- [Challenge]: From the listing below, extract every line in which the word "也只好吃面粉了" appears.

- [Entries provided]:
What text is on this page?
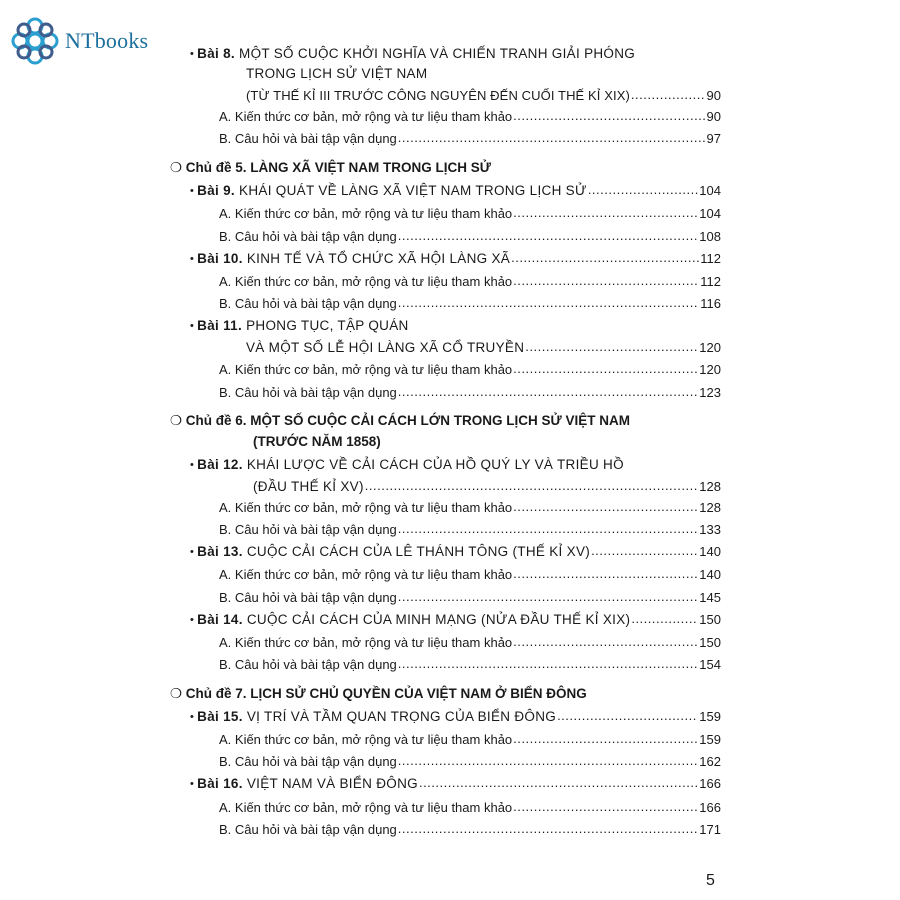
NTbooks
• Bài 8. MỘT SỐ CUỘC KHỞI NGHĨA VÀ CHIẾN TRANH GIẢI PHÓNG
TRONG LỊCH SỬ VIỆT NAM
(TỪ THẾ KỈ III TRƯỚC CÔNG NGUYÊN ĐẾN CUỐI THẾ KỈ XIX) .....	90
A. Kiến thức cơ bản, mở rộng và tư liệu tham khảo .....	90
B. Câu hỏi và bài tập vận dụng .....	97
❍ Chủ đề 5. LÀNG XÃ VIỆT NAM TRONG LỊCH SỬ
• Bài 9. KHÁI QUÁT VỀ LÀNG XÃ VIỆT NAM TRONG LỊCH SỬ .....	104
A. Kiến thức cơ bản, mở rộng và tư liệu tham khảo .....	104
B. Câu hỏi và bài tập vận dụng .....	108
• Bài 10. KINH TẾ VÀ TỔ CHỨC XÃ HỘI LÀNG XÃ .....	112
A. Kiến thức cơ bản, mở rộng và tư liệu tham khảo .....	112
B. Câu hỏi và bài tập vận dụng .....	116
• Bài 11. PHONG TỤC, TẬP QUÁN
VÀ MỘT SỐ LỄ HỘI LÀNG XÃ CỔ TRUYỀN .....	120
A. Kiến thức cơ bản, mở rộng và tư liệu tham khảo .....	120
B. Câu hỏi và bài tập vận dụng .....	123
❍ Chủ đề 6. MỘT SỐ CUỘC CẢI CÁCH LỚN TRONG LỊCH SỬ VIỆT NAM
(TRƯỚC NĂM 1858)
• Bài 12. KHÁI LƯỢC VỀ CẢI CÁCH CỦA HỒ QUÝ LY VÀ TRIỀU HỒ
(ĐẦU THẾ KỈ XV) .....	128
A. Kiến thức cơ bản, mở rộng và tư liệu tham khảo .....	128
B. Câu hỏi và bài tập vận dụng .....	133
• Bài 13. CUỘC CẢI CÁCH CỦA LÊ THÁNH TÔNG (THẾ KỈ XV) .....	140
A. Kiến thức cơ bản, mở rộng và tư liệu tham khảo .....	140
B. Câu hỏi và bài tập vận dụng .....	145
• Bài 14. CUỘC CẢI CÁCH CỦA MINH MẠNG (NỬA ĐẦU THẾ KỈ XIX) .....	150
A. Kiến thức cơ bản, mở rộng và tư liệu tham khảo .....	150
B. Câu hỏi và bài tập vận dụng .....	154
❍ Chủ đề 7. LỊCH SỬ CHỦ QUYỀN CỦA VIỆT NAM Ở BIỂN ĐÔNG
• Bài 15. VỊ TRÍ VÀ TẦM QUAN TRỌNG CỦA BIỂN ĐÔNG .....	159
A. Kiến thức cơ bản, mở rộng và tư liệu tham khảo .....	159
B. Câu hỏi và bài tập vận dụng .....	162
• Bài 16. VIỆT NAM VÀ BIỂN ĐÔNG .....	166
A. Kiến thức cơ bản, mở rộng và tư liệu tham khảo .....	166
B. Câu hỏi và bài tập vận dụng .....	171
5
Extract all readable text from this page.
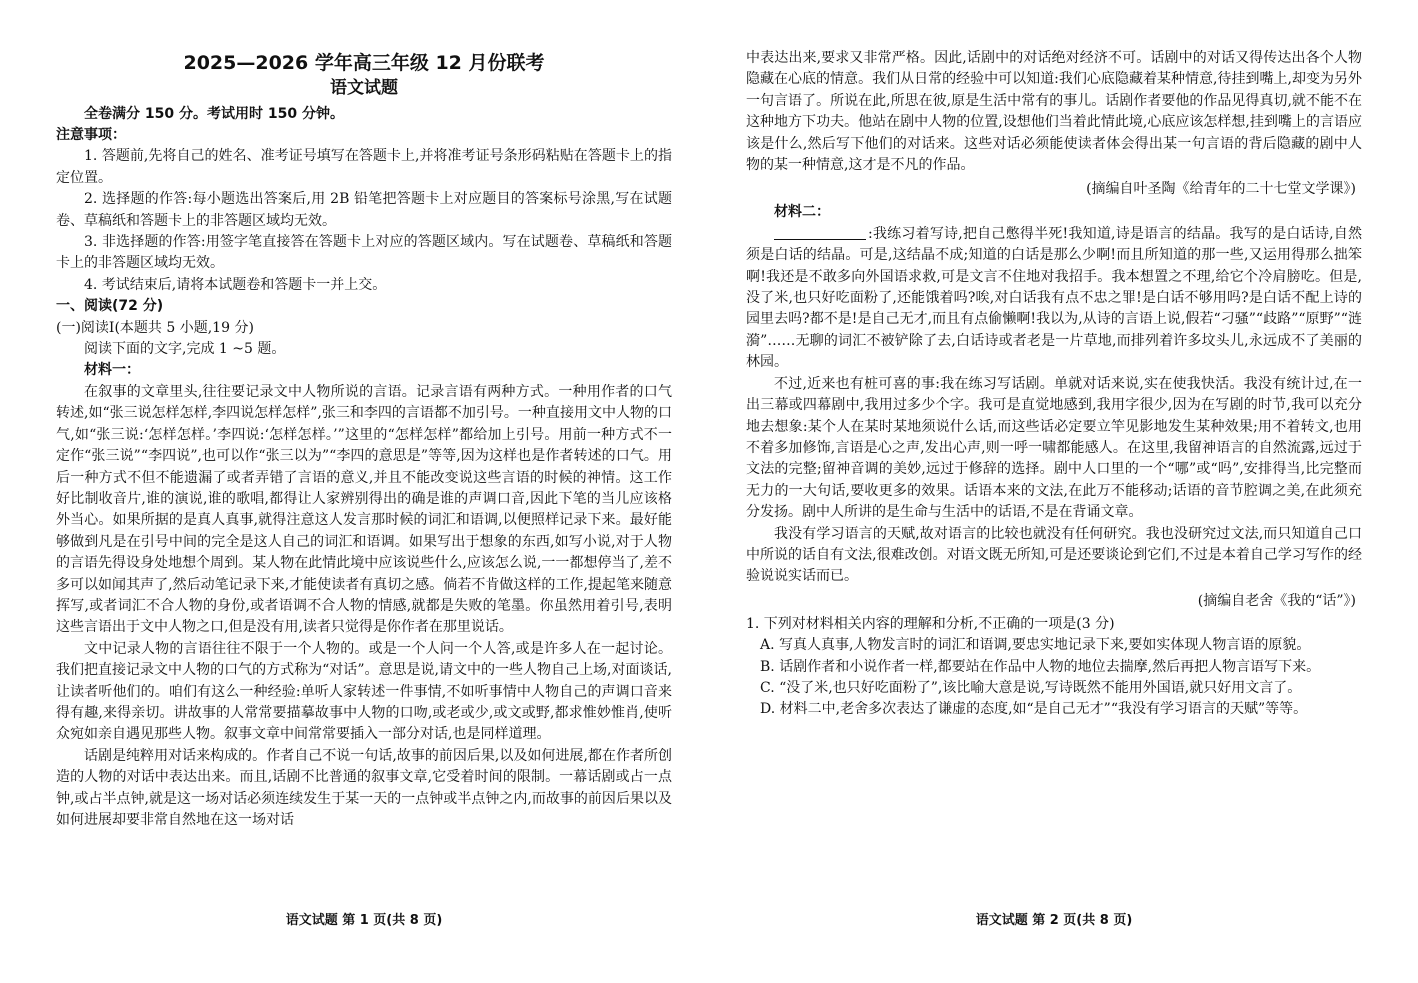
2025—2026 学年高三年级 12 月份联考
语文试题
全卷满分 150 分。考试用时 150 分钟。
注意事项：

1. 答题前,先将自己的姓名、准考证号填写在答题卡上,并将准考证号条形码粘贴在答题卡上的指定位置。

2. 选择题的作答:每小题选出答案后,用 2B 铅笔把答题卡上对应题目的答案标号涂黑,写在试题卷、草稿纸和答题卡上的非答题区域均无效。

3. 非选择题的作答:用签字笔直接答在答题卡上对应的答题区域内。写在试题卷、草稿纸和答题卡上的非答题区域均无效。

4. 考试结束后,请将本试题卷和答题卡一并上交。

一、阅读(72 分)

(一)阅读Ⅰ(本题共 5 小题,19 分)

阅读下面的文字,完成 1 ~5 题。

材料一：

在叙事的文章里头,往往要记录文中人物所说的言语。记录言语有两种方式。一种用作者的口气转述,如“张三说怎样怎样,李四说怎样怎样”,张三和李四的言语都不加引号。一种直接用文中人物的口气,如“张三说:‘怎样怎样。’李四说:‘怎样怎样。’”这里的“怎样怎样”都给加上引号。用前一种方式不一定作“张三说”“李四说”,也可以作“张三以为”“李四的意思是”等等,因为这样也是作者转述的口气。用后一种方式不但不能遗漏了或者弄错了言语的意义,并且不能改变说这些言语的时候的神情。这工作好比制收音片,谁的演说,谁的歌唱,都得让人家辨别得出的确是谁的声调口音,因此下笔的当儿应该格外当心。如果所据的是真人真事,就得注意这人发言那时候的词汇和语调,以便照样记录下来。最好能够做到凡是在引号中间的完全是这人自己的词汇和语调。如果写出于想象的东西,如写小说,对于人物的言语先得设身处地想个周到。某人物在此情此境中应该说些什么,应该怎么说,一一都想停当了,差不多可以如闻其声了,然后动笔记录下来,才能使读者有真切之感。倘若不肯做这样的工作,提起笔来随意挥写,或者词汇不合人物的身份,或者语调不合人物的情感,就都是失败的笔墨。你虽然用着引号,表明这些言语出于文中人物之口,但是没有用,读者只觉得是你作者在那里说话。

文中记录人物的言语往往不限于一个人物的。或是一个人问一个人答,或是许多人在一起讨论。我们把直接记录文中人物的口气的方式称为“对话”。意思是说,请文中的一些人物自己上场,对面谈话,让读者听他们的。咱们有这么一种经验:单听人家转述一件事情,不如听事情中人物自己的声调口音来得有趣,来得亲切。讲故事的人常常要描摹故事中人物的口吻,或老或少,或文或野,都求惟妙惟肖,使听众宛如亲自遇见那些人物。叙事文章中间常常要插入一部分对话,也是同样道理。

话剧是纯粹用对话来构成的。作者自己不说一句话,故事的前因后果,以及如何进展,都在作者所创造的人物的对话中表达出来。而且,话剧不比普通的叙事文章,它受着时间的限制。一幕话剧或占一点钟,或占半点钟,就是这一场对话必须连续发生于某一天的一点钟或半点钟之内,而故事的前因后果以及如何进展却要非常自然地在这一场对话

语文试题 第 1 页(共 8 页)

中表达出来,要求又非常严格。因此,话剧中的对话绝对经济不可。话剧中的对话又得传达出各个人物隐藏在心底的情意。我们从日常的经验中可以知道:我们心底隐藏着某种情意,待挂到嘴上,却变为另外一句言语了。所说在此,所思在彼,原是生活中常有的事儿。话剧作者要他的作品见得真切,就不能不在这种地方下功夫。他站在剧中人物的位置,设想他们当着此情此境,心底应该怎样想,挂到嘴上的言语应该是什么,然后写下他们的对话来。这些对话必须能使读者体会得出某一句言语的背后隐藏的剧中人物的某一种情意,这才是不凡的作品。

(摘编自叶圣陶《给青年的二十七堂文学课》)
材料二：

:我练习着写诗,把自己憋得半死!我知道,诗是语言的结晶。我写的是白话诗,自然须是白话的结晶。可是,这结晶不成;知道的白话是那么少啊!而且所知道的那一些,又运用得那么拙笨啊!我还是不敢多向外国语求救,可是文言不住地对我招手。我本想置之不理,给它个冷肩膀吃。但是,没了米,也只好吃面粉了,还能饿着吗?唉,对白话我有点不忠之罪!是白话不够用吗?是白话不配上诗的园里去吗?都不是!是自己无才,而且有点偷懒啊!我以为,从诗的言语上说,假若“刁骚”“歧路”“原野”“涟漪”……无聊的词汇不被铲除了去,白话诗或者老是一片草地,而排列着许多坟头儿,永远成不了美丽的林园。

不过,近来也有桩可喜的事:我在练习写话剧。单就对话来说,实在使我快活。我没有统计过,在一出三幕或四幕剧中,我用过多少个字。我可是直觉地感到,我用字很少,因为在写剧的时节,我可以充分地去想象:某个人在某时某地须说什么话,而这些话必定要立竿见影地发生某种效果;用不着转文,也用不着多加修饰,言语是心之声,发出心声,则一呼一啸都能感人。在这里,我留神语言的自然流露,远过于文法的完整;留神音调的美妙,远过于修辞的选择。剧中人口里的一个“哪”或“吗”,安排得当,比完整而无力的一大句话,要收更多的效果。话语本来的文法,在此万不能移动;话语的音节腔调之美,在此须充分发扬。剧中人所讲的是生命与生活中的话语,不是在背诵文章。

我没有学习语言的天赋,故对语言的比较也就没有任何研究。我也没研究过文法,而只知道自己口中所说的话自有文法,很难改创。对语文既无所知,可是还要谈论到它们,不过是本着自己学习写作的经验说说实话而已。

(摘编自老舍《我的“话”》)

1. 下列对材料相关内容的理解和分析,不正确的一项是(3 分)

A. 写真人真事,人物发言时的词汇和语调,要忠实地记录下来,要如实体现人物言语的原貌。

B. 话剧作者和小说作者一样,都要站在作品中人物的地位去揣摩,然后再把人物言语写下来。

C. “没了米,也只好吃面粉了”,该比喻大意是说,写诗既然不能用外国语,就只好用文言了。

D. 材料二中,老舍多次表达了谦虚的态度,如“是自己无才”“我没有学习语言的天赋”等等。

语文试题 第 2 页(共 8 页)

- [Exercise output]:
:我练习着写诗,把自己憋得半死!我知道,诗是语言的结晶。我写的是白话诗,自然须是白话的结晶。可是,这结晶不成;知道的白话是那么少啊!而且所知道的那一些,又运用得那么拙笨啊!我还是不敢多向外国语求救,可是文言不住地对我招手。我本想置之不理,给它个冷肩膀吃。但是,没了米,也只好吃面粉了,还能饿着吗?唉,对白话我有点不忠之罪!是白话不够用吗?是白话不配上诗的园里去吗?都不是!是自己无才,而且有点偷懒啊!我以为,从诗的言语上说,假若“刁骚”“歧路”“原野”“涟漪”……无聊的词汇不被铲除了去,白话诗或者老是一片草地,而排列着许多坟头儿,永远成不了美丽的林园。
C. “没了米,也只好吃面粉了”,该比喻大意是说,写诗既然不能用外国语,就只好用文言了。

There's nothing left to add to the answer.